**YOUR OBJECTIVE:** Go through the material and write it all out exactly, minus the pictures.

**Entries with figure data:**
────
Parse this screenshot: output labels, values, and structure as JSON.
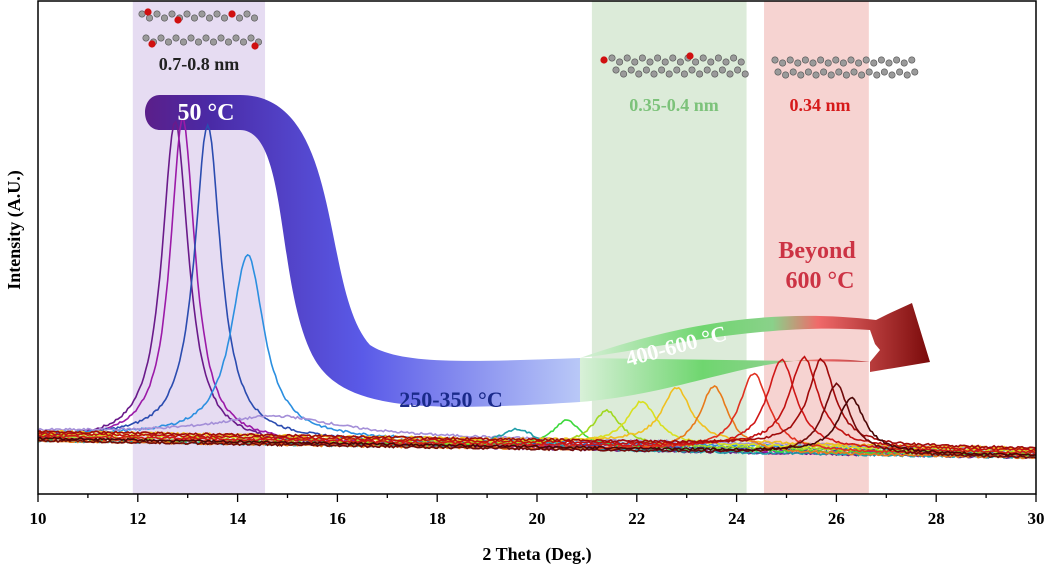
{
  "chart_data": {
    "type": "line",
    "title": "",
    "xlabel": "2 Theta (Deg.)",
    "ylabel": "Intensity (A.U.)",
    "xlim": [
      10,
      30
    ],
    "ylim": [
      0,
      1
    ],
    "xticks": [
      10,
      12,
      14,
      16,
      18,
      20,
      22,
      24,
      26,
      28,
      30
    ],
    "grid": false,
    "legend": "none",
    "regions": [
      {
        "label": "0.7-0.8 nm",
        "x": [
          11.9,
          14.55
        ],
        "color": "#e6dcf2",
        "label_color": "#222222"
      },
      {
        "label": "0.35-0.4 nm",
        "x": [
          21.1,
          24.2
        ],
        "color": "#dcebd9",
        "label_color": "#7cc27a"
      },
      {
        "label": "0.34 nm",
        "x": [
          24.55,
          26.65
        ],
        "color": "#f6d3d1",
        "label_color": "#d61a1a"
      }
    ],
    "arrow_labels": [
      {
        "text": "50 °C",
        "color": "#ffffff"
      },
      {
        "text": "250-350 °C",
        "color": "#1a2a8a"
      },
      {
        "text": "400-600 °C",
        "color": "#ffffff"
      },
      {
        "text": "Beyond",
        "color": "#cc3344"
      },
      {
        "text": "600 °C",
        "color": "#cc3344"
      }
    ],
    "series": [
      {
        "peak": 12.75,
        "height": 0.83,
        "width": 0.32,
        "color": "#6a1a8a"
      },
      {
        "peak": 12.9,
        "height": 0.83,
        "width": 0.3,
        "color": "#9b1aa8"
      },
      {
        "peak": 13.4,
        "height": 0.81,
        "width": 0.32,
        "color": "#2b4cb0"
      },
      {
        "peak": 14.2,
        "height": 0.47,
        "width": 0.4,
        "color": "#2b8fe0"
      },
      {
        "peak": 14.8,
        "height": 0.05,
        "width": 1.5,
        "color": "#a48fd8"
      },
      {
        "peak": 19.6,
        "height": 0.05,
        "width": 0.5,
        "color": "#1f9ea8"
      },
      {
        "peak": 20.6,
        "height": 0.07,
        "width": 0.35,
        "color": "#3dd83d"
      },
      {
        "peak": 21.4,
        "height": 0.09,
        "width": 0.35,
        "color": "#a0d820"
      },
      {
        "peak": 22.1,
        "height": 0.11,
        "width": 0.35,
        "color": "#d8e020"
      },
      {
        "peak": 22.8,
        "height": 0.14,
        "width": 0.35,
        "color": "#f0c020"
      },
      {
        "peak": 23.55,
        "height": 0.17,
        "width": 0.35,
        "color": "#e87a1a"
      },
      {
        "peak": 24.35,
        "height": 0.2,
        "width": 0.35,
        "color": "#e03020"
      },
      {
        "peak": 24.9,
        "height": 0.23,
        "width": 0.35,
        "color": "#d01818"
      },
      {
        "peak": 25.35,
        "height": 0.23,
        "width": 0.35,
        "color": "#c01010"
      },
      {
        "peak": 25.7,
        "height": 0.22,
        "width": 0.32,
        "color": "#a00a0a"
      },
      {
        "peak": 26.0,
        "height": 0.18,
        "width": 0.32,
        "color": "#700a0a"
      },
      {
        "peak": 26.3,
        "height": 0.14,
        "width": 0.32,
        "color": "#4a0606"
      }
    ]
  }
}
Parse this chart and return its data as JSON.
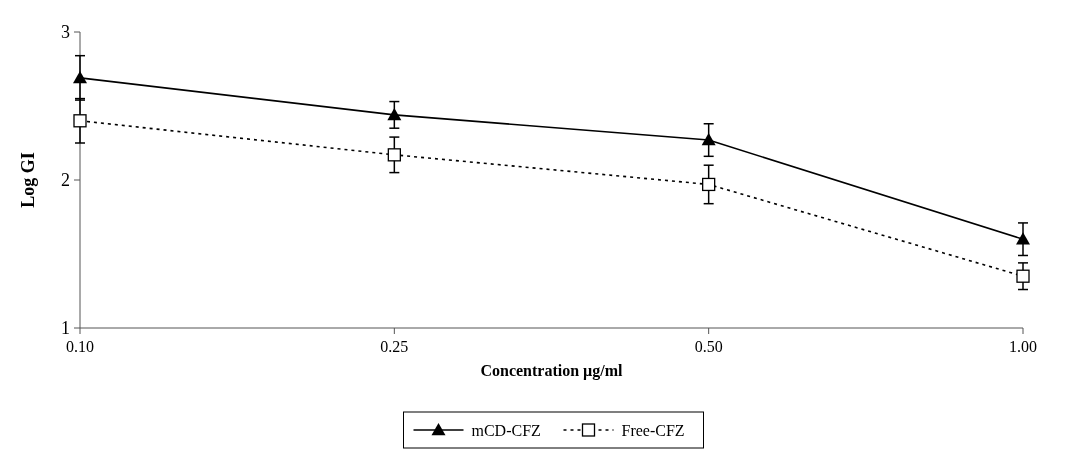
────
**OUTPUT FOR THIS EXERCISE:**
Parse this screenshot: output labels, values, and structure as JSON.
{
  "chart_data": {
    "type": "line",
    "title": "",
    "xlabel": "2 Theta (Deg.)",
    "ylabel": "Intensity (A.U.)",
    "xlim": [
      10,
      30
    ],
    "ylim": [
      0,
      1
    ],
    "xticks": [
      10,
      12,
      14,
      16,
      18,
      20,
      22,
      24,
      26,
      28,
      30
    ],
    "grid": false,
    "legend": "none",
    "regions": [
      {
        "label": "0.7-0.8 nm",
        "x": [
          11.9,
          14.55
        ],
        "color": "#e6dcf2",
        "label_color": "#222222"
      },
      {
        "label": "0.35-0.4 nm",
        "x": [
          21.1,
          24.2
        ],
        "color": "#dcebd9",
        "label_color": "#7cc27a"
      },
      {
        "label": "0.34 nm",
        "x": [
          24.55,
          26.65
        ],
        "color": "#f6d3d1",
        "label_color": "#d61a1a"
      }
    ],
    "arrow_labels": [
      {
        "text": "50 °C",
        "color": "#ffffff"
      },
      {
        "text": "250-350 °C",
        "color": "#1a2a8a"
      },
      {
        "text": "400-600 °C",
        "color": "#ffffff"
      },
      {
        "text": "Beyond",
        "color": "#cc3344"
      },
      {
        "text": "600 °C",
        "color": "#cc3344"
      }
    ],
    "series": [
      {
        "peak": 12.75,
        "height": 0.83,
        "width": 0.32,
        "color": "#6a1a8a"
      },
      {
        "peak": 12.9,
        "height": 0.83,
        "width": 0.3,
        "color": "#9b1aa8"
      },
      {
        "peak": 13.4,
        "height": 0.81,
        "width": 0.32,
        "color": "#2b4cb0"
      },
      {
        "peak": 14.2,
        "height": 0.47,
        "width": 0.4,
        "color": "#2b8fe0"
      },
      {
        "peak": 14.8,
        "height": 0.05,
        "width": 1.5,
        "color": "#a48fd8"
      },
      {
        "peak": 19.6,
        "height": 0.05,
        "width": 0.5,
        "color": "#1f9ea8"
      },
      {
        "peak": 20.6,
        "height": 0.07,
        "width": 0.35,
        "color": "#3dd83d"
      },
      {
        "peak": 21.4,
        "height": 0.09,
        "width": 0.35,
        "color": "#a0d820"
      },
      {
        "peak": 22.1,
        "height": 0.11,
        "width": 0.35,
        "color": "#d8e020"
      },
      {
        "peak": 22.8,
        "height": 0.14,
        "width": 0.35,
        "color": "#f0c020"
      },
      {
        "peak": 23.55,
        "height": 0.17,
        "width": 0.35,
        "color": "#e87a1a"
      },
      {
        "peak": 24.35,
        "height": 0.2,
        "width": 0.35,
        "color": "#e03020"
      },
      {
        "peak": 24.9,
        "height": 0.23,
        "width": 0.35,
        "color": "#d01818"
      },
      {
        "peak": 25.35,
        "height": 0.23,
        "width": 0.35,
        "color": "#c01010"
      },
      {
        "peak": 25.7,
        "height": 0.22,
        "width": 0.32,
        "color": "#a00a0a"
      },
      {
        "peak": 26.0,
        "height": 0.18,
        "width": 0.32,
        "color": "#700a0a"
      },
      {
        "peak": 26.3,
        "height": 0.14,
        "width": 0.32,
        "color": "#4a0606"
      }
    ]
  }
}
Parse this chart and return its data as JSON.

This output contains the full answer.